- [Figure contents as structured data]
+ + + + +
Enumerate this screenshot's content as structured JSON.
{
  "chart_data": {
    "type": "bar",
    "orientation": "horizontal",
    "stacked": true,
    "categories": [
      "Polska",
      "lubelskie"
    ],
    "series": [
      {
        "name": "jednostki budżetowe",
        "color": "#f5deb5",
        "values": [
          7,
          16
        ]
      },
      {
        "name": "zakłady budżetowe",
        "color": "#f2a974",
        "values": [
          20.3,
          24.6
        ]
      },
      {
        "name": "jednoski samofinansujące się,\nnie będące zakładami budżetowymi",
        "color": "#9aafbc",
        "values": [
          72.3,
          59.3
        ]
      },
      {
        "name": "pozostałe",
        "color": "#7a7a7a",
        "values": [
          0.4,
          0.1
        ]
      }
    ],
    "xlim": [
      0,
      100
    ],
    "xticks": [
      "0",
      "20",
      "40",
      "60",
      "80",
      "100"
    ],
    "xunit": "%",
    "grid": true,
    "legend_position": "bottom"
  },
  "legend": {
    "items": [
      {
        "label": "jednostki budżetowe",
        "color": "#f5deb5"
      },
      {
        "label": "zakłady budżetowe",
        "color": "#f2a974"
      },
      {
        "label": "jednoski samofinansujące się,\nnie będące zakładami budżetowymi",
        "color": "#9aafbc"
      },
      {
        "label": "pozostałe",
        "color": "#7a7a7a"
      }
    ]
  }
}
+ + + + +
- [Written request] In the entries above, some lines may contain the string "budżetowe"; report how many, without additional comment.

- [Exercise result] 4